RECORDS PROVIDED =>
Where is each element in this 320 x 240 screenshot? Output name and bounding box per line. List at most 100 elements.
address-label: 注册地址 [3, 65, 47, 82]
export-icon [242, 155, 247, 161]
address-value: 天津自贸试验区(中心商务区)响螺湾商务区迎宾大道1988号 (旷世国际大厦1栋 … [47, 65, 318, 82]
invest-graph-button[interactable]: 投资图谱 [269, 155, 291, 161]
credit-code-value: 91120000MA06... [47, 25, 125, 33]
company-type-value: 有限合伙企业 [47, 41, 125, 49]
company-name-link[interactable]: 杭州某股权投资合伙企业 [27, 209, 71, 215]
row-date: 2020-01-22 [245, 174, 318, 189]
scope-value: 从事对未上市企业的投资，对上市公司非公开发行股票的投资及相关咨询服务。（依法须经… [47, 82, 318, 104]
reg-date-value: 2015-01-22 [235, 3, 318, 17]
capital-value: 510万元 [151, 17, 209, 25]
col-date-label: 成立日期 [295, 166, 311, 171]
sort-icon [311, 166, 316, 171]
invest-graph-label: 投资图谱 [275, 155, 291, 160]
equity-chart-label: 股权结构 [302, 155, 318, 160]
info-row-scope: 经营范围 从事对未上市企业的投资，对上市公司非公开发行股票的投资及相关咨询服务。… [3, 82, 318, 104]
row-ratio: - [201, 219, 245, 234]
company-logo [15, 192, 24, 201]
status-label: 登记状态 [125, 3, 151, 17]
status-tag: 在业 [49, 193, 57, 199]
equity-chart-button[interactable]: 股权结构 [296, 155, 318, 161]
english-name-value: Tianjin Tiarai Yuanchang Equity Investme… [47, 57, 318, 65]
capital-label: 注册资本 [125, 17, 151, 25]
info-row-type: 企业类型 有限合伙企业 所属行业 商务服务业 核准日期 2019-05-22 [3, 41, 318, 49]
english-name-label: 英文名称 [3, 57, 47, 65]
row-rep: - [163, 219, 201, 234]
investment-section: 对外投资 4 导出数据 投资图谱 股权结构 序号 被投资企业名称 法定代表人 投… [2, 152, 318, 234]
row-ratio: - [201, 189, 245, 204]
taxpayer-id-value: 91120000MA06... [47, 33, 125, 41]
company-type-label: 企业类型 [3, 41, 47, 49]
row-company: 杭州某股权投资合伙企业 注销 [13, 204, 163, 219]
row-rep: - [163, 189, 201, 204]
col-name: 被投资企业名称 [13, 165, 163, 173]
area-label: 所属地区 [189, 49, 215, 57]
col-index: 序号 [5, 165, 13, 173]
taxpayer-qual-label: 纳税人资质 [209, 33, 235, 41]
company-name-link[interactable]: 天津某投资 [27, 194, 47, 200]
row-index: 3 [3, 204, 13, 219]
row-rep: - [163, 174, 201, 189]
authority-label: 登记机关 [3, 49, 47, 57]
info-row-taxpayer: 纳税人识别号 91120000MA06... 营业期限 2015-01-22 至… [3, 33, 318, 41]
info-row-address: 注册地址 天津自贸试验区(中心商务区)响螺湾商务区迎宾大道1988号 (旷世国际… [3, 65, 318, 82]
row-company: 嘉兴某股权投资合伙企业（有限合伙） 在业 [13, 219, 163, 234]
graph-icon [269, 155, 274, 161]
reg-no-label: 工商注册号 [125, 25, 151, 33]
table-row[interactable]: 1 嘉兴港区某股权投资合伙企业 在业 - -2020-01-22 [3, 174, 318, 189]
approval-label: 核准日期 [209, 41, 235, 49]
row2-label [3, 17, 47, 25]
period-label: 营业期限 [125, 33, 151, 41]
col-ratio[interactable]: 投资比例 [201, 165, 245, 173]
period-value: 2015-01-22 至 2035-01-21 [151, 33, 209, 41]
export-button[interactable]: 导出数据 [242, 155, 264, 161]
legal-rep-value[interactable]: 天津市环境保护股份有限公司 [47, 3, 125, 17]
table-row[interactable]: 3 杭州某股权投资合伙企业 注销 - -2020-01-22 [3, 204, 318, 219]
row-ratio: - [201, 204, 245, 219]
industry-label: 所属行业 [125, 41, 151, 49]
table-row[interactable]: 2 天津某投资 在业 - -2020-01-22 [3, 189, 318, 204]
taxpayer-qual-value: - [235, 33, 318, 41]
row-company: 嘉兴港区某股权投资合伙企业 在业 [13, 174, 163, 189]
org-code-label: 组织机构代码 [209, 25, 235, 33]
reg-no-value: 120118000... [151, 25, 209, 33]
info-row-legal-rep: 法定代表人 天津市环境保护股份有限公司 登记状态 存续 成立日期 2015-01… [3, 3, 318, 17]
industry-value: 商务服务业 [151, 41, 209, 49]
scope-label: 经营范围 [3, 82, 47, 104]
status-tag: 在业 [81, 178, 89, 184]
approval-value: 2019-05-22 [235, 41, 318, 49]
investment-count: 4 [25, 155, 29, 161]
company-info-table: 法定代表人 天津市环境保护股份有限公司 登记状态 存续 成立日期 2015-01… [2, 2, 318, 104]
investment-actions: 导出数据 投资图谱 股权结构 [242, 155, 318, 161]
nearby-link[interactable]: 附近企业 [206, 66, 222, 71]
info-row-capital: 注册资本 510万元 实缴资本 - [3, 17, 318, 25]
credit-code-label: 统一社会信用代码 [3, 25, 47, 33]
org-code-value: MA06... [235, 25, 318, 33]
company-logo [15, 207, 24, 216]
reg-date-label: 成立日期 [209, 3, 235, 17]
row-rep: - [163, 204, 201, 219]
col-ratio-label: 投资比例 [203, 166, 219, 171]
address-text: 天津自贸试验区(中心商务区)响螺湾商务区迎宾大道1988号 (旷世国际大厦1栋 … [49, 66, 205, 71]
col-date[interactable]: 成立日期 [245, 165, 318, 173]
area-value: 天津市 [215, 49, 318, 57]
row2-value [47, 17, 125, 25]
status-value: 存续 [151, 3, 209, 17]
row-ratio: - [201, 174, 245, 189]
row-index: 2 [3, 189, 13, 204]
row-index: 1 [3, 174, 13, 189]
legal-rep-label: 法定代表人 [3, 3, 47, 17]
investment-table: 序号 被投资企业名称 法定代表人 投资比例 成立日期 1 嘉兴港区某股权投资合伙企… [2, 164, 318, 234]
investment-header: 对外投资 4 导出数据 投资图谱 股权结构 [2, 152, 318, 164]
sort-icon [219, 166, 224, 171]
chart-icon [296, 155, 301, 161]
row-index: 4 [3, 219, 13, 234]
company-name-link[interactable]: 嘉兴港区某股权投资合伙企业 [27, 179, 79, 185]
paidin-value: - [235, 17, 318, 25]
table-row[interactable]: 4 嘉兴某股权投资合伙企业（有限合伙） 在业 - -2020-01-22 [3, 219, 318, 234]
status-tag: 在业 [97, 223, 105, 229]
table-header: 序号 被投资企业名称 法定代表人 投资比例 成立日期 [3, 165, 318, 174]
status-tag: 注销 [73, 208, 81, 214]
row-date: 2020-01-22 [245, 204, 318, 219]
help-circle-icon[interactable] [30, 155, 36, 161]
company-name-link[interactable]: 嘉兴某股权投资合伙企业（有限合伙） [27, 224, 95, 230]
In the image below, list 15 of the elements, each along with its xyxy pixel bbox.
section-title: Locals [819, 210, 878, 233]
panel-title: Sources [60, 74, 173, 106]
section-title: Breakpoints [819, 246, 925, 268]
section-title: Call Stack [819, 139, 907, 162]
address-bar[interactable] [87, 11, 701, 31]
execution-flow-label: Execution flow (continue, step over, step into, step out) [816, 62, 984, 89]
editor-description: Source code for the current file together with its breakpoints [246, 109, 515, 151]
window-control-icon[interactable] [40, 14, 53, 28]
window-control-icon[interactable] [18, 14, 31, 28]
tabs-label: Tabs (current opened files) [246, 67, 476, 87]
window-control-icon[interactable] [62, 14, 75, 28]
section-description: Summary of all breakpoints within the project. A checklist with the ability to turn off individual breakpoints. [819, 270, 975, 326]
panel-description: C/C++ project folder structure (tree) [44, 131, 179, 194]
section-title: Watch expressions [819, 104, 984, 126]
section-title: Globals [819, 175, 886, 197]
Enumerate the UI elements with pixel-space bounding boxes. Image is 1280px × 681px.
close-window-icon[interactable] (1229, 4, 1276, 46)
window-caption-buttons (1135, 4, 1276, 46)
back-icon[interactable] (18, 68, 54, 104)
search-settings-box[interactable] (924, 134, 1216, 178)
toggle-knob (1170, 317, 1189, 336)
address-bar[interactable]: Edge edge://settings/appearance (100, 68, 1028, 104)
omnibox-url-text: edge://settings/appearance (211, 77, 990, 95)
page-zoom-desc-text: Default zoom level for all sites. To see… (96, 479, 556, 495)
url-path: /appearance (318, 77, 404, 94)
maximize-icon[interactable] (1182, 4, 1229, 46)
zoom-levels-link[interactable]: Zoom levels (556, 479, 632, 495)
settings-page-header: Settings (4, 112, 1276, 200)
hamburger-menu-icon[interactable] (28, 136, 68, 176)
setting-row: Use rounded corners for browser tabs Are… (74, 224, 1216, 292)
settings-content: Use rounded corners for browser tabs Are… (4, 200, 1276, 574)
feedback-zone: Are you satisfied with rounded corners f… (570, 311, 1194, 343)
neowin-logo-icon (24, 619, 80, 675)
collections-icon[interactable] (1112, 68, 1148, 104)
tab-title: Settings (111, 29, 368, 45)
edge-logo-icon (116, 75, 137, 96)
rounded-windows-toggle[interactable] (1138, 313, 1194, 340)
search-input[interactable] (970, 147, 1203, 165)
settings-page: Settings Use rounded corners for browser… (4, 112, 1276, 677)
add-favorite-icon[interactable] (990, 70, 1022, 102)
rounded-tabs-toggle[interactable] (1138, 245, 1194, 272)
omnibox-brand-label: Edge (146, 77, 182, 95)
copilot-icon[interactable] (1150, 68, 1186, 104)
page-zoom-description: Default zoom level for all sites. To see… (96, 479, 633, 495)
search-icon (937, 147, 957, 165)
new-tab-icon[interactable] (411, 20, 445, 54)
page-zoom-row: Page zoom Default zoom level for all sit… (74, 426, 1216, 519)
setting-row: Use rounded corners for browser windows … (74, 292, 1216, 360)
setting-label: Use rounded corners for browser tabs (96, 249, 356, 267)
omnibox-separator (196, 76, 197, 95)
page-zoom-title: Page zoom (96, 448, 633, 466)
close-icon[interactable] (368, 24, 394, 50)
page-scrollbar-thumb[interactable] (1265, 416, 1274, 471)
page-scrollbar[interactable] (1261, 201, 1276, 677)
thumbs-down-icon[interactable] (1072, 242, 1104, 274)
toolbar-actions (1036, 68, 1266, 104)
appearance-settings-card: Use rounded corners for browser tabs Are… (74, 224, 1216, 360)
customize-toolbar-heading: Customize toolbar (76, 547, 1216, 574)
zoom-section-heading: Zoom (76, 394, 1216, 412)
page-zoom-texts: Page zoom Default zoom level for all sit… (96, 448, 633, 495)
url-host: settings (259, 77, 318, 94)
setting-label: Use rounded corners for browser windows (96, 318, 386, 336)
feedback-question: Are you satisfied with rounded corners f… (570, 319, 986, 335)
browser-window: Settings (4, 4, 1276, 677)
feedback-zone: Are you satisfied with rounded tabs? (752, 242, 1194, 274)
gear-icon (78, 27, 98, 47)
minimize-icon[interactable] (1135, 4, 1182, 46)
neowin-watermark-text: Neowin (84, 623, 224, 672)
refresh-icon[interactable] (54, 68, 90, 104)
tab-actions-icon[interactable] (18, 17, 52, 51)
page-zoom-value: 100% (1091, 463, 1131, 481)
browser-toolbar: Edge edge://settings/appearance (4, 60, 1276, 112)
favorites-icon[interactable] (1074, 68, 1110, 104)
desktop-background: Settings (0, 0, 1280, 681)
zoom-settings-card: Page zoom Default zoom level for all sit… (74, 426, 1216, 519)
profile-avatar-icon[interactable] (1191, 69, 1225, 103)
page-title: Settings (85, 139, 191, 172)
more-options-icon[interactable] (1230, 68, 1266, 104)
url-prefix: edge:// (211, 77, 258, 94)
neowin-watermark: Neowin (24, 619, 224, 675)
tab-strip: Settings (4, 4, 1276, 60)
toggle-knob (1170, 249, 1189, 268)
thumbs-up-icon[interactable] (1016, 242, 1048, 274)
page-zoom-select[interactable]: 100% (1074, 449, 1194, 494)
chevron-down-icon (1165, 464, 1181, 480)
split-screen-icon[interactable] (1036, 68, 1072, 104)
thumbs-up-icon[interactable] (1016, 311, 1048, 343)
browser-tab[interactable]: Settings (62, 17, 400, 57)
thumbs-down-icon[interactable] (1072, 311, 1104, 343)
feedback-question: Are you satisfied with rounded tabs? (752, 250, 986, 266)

DO THIS => Reproduce the lines above verbatim, everything from the very first one down to the line containing "info-row-scope: 经营范围 从事对未上市企业的投资，对上市公司非公开发行股票的投资及相关咨询服务。…", with both ends included.

SOLUTION BELOW =>
Where is each element in this 320 x 240 screenshot? Output name and bounding box per line. List at most 100 elements.
address-label: 注册地址 [3, 65, 47, 82]
export-icon [242, 155, 247, 161]
address-value: 天津自贸试验区(中心商务区)响螺湾商务区迎宾大道1988号 (旷世国际大厦1栋 … [47, 65, 318, 82]
invest-graph-button[interactable]: 投资图谱 [269, 155, 291, 161]
credit-code-value: 91120000MA06... [47, 25, 125, 33]
company-type-value: 有限合伙企业 [47, 41, 125, 49]
company-name-link[interactable]: 杭州某股权投资合伙企业 [27, 209, 71, 215]
row-date: 2020-01-22 [245, 174, 318, 189]
scope-value: 从事对未上市企业的投资，对上市公司非公开发行股票的投资及相关咨询服务。（依法须经… [47, 82, 318, 104]
reg-date-value: 2015-01-22 [235, 3, 318, 17]
capital-value: 510万元 [151, 17, 209, 25]
col-date-label: 成立日期 [295, 166, 311, 171]
sort-icon [311, 166, 316, 171]
invest-graph-label: 投资图谱 [275, 155, 291, 160]
equity-chart-label: 股权结构 [302, 155, 318, 160]
info-row-scope: 经营范围 从事对未上市企业的投资，对上市公司非公开发行股票的投资及相关咨询服务。… [3, 82, 318, 104]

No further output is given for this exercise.